Gather all lines in the records below that include the word "PLC逻辑".

### Record excerpts

::::::::::

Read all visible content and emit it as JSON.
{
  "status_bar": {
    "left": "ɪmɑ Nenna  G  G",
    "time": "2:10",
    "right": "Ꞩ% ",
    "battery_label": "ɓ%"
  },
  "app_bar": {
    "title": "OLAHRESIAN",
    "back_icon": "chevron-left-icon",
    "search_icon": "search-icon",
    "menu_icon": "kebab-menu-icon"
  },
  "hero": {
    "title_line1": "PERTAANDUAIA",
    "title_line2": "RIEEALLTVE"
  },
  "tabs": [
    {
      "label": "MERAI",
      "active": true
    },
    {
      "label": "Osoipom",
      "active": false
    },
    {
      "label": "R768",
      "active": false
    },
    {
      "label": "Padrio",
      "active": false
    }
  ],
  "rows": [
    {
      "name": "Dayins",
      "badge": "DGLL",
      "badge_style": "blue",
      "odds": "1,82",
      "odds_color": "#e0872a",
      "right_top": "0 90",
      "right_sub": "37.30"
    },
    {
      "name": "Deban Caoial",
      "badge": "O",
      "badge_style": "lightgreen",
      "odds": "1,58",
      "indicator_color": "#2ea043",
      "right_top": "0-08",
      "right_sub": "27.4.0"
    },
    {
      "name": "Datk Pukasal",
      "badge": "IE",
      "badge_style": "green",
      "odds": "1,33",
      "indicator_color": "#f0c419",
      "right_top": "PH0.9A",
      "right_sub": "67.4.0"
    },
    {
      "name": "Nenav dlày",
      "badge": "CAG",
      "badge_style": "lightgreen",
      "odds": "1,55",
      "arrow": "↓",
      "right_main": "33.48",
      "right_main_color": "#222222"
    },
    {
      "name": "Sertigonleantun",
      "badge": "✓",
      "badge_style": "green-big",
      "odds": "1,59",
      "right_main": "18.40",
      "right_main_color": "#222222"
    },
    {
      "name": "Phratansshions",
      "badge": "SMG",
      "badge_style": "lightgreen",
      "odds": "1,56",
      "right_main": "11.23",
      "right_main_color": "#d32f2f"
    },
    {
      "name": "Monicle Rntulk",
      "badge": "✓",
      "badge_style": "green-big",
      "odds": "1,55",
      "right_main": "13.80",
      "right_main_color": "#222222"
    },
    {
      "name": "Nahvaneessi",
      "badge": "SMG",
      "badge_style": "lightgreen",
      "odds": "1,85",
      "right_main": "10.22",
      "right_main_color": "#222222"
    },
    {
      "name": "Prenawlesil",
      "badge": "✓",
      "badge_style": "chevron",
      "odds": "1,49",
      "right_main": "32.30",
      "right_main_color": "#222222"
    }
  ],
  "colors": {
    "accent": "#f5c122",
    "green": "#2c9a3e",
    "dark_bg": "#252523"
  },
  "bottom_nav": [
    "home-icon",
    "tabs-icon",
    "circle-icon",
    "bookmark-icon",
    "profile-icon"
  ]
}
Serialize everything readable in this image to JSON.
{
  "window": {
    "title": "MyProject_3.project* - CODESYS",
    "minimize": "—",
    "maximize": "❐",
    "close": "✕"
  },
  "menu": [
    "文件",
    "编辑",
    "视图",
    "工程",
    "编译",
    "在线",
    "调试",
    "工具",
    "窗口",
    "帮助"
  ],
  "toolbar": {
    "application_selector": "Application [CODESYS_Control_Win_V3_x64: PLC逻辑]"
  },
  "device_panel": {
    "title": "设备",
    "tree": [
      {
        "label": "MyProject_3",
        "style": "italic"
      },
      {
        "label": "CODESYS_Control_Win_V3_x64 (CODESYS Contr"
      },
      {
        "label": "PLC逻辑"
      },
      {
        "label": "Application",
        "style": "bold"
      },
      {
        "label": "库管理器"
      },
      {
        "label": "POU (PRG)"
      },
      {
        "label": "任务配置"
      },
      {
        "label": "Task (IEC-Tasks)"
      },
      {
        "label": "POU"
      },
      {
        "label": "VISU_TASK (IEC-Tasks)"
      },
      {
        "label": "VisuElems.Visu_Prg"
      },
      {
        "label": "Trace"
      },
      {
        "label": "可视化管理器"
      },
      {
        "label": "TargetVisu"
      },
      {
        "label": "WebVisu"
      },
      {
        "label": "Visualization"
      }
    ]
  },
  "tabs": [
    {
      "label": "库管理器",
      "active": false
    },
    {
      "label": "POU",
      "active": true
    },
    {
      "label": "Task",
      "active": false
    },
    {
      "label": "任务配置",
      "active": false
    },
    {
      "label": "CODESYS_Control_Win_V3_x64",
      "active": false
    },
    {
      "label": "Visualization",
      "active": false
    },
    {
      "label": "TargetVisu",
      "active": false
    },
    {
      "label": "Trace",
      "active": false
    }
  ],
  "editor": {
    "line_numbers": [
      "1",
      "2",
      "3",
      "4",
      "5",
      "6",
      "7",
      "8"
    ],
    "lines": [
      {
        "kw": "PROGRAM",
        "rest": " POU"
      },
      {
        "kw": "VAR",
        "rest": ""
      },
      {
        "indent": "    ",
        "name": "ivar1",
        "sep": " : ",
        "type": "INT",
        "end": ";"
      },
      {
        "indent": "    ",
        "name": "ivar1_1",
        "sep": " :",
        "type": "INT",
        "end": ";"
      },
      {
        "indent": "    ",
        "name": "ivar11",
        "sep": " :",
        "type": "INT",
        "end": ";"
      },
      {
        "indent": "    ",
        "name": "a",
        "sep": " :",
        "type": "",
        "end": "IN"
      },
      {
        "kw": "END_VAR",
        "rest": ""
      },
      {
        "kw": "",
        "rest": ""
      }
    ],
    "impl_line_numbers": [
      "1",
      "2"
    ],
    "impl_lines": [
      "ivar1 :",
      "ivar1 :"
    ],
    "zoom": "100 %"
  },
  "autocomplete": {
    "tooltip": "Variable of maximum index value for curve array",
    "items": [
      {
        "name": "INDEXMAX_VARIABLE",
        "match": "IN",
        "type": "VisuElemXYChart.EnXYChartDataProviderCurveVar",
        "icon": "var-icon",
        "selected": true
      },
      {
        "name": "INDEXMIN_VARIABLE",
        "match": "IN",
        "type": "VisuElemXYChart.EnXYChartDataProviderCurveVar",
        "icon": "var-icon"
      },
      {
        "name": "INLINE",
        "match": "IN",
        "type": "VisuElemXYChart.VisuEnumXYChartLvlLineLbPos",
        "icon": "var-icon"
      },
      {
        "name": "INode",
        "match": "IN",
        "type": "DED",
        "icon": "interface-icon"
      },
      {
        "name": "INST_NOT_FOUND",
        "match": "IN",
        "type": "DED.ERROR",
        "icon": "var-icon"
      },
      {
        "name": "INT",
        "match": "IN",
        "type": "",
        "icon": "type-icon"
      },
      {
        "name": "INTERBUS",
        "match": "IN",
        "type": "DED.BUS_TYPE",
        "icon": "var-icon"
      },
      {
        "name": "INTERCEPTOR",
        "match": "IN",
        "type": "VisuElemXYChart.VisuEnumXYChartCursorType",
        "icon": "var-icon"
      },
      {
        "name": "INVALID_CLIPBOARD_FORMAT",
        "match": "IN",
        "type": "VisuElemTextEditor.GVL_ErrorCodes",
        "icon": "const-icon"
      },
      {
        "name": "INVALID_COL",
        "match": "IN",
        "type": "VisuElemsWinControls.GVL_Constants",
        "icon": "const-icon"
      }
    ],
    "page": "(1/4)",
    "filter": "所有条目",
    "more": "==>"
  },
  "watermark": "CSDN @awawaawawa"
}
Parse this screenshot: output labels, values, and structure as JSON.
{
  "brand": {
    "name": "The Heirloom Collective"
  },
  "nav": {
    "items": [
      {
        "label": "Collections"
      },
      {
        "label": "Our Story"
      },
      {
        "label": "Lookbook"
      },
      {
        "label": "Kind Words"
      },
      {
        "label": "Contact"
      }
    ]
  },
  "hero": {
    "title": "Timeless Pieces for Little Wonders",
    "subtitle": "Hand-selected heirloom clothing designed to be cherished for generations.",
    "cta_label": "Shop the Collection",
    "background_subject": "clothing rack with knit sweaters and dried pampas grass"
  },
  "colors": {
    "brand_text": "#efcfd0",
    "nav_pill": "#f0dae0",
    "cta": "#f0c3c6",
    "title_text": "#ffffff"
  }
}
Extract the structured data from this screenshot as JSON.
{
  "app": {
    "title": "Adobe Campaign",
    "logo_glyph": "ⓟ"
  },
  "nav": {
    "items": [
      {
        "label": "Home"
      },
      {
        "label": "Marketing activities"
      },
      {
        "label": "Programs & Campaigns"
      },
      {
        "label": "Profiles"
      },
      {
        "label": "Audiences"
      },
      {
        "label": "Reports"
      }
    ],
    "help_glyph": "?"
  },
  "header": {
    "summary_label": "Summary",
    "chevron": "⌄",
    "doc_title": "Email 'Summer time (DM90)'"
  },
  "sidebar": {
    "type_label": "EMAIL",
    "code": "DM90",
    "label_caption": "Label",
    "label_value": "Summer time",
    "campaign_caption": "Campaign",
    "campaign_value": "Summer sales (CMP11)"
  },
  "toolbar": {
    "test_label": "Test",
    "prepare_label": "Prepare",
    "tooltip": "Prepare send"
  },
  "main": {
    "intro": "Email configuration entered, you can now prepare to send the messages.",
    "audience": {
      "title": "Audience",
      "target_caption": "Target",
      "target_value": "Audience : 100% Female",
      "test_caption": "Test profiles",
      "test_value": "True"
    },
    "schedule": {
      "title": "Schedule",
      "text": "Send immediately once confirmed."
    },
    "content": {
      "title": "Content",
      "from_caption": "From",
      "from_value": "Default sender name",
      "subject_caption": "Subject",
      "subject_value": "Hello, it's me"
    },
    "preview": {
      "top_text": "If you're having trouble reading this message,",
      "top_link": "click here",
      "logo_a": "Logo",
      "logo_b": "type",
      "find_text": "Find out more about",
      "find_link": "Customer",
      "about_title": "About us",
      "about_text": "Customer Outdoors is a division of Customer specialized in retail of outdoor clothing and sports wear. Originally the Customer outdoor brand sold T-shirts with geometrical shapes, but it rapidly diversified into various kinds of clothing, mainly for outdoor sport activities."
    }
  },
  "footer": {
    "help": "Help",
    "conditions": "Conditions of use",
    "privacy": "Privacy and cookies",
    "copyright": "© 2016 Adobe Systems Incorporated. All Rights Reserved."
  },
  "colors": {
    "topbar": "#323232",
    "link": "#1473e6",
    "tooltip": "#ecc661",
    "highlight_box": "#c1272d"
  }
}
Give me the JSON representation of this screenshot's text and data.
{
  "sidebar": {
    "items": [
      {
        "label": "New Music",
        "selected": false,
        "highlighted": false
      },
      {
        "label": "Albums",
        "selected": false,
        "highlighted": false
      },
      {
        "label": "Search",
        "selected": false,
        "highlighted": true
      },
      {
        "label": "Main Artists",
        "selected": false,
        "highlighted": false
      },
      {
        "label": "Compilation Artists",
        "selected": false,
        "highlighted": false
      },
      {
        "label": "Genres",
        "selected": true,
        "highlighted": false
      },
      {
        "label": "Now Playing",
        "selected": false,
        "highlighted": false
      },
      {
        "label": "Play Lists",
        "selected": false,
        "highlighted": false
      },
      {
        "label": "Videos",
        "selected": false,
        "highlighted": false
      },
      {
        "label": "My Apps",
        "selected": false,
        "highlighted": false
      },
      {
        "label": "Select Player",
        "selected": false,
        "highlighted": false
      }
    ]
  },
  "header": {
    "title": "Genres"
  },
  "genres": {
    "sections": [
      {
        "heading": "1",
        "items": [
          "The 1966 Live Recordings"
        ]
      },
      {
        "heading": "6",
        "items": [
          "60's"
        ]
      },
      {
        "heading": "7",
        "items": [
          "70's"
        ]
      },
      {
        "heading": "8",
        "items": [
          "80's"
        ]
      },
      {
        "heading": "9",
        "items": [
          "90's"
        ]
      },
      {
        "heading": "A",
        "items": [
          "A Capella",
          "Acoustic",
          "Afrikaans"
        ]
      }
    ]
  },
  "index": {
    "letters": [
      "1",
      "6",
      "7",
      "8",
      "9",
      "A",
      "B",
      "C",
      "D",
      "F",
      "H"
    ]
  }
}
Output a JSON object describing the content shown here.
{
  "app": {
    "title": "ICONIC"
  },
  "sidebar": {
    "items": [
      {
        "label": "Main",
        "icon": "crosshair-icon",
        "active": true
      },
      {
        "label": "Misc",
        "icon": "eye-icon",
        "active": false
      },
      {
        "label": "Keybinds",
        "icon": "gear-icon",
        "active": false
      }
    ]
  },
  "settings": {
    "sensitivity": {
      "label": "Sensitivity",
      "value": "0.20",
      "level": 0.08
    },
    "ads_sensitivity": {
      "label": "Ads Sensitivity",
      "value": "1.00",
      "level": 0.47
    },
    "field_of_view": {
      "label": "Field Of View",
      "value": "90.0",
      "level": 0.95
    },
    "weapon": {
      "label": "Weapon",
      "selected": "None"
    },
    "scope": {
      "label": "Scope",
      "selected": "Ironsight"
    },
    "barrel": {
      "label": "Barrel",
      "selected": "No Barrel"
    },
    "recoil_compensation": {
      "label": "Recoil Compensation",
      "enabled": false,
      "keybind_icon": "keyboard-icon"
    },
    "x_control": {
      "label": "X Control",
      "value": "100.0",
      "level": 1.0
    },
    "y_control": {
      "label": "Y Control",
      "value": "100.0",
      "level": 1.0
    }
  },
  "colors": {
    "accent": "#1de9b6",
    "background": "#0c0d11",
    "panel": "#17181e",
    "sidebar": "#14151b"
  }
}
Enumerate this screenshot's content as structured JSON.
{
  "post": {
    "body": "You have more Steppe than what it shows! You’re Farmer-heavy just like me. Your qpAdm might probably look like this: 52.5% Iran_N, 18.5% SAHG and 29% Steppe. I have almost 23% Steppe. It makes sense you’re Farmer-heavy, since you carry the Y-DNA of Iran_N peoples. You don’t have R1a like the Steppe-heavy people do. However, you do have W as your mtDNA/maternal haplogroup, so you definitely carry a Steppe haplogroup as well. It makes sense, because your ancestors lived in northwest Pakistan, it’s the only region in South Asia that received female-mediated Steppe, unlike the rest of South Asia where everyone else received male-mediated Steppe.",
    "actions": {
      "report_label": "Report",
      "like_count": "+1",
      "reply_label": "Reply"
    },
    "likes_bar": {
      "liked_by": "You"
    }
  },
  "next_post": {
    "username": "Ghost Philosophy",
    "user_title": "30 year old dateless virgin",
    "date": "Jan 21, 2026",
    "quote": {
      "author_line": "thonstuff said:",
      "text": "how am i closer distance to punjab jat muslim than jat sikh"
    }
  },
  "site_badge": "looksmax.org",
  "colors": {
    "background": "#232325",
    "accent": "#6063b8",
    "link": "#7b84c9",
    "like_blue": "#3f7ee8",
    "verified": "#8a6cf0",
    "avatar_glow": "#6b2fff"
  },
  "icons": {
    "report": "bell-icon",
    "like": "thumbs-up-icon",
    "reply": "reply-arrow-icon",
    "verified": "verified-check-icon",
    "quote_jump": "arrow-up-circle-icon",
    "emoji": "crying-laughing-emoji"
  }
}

::::::::::

### Finished answer
    "application_selector": "Application [CODESYS_Control_Win_V3_x64: PLC逻辑]"
        "label": "PLC逻辑"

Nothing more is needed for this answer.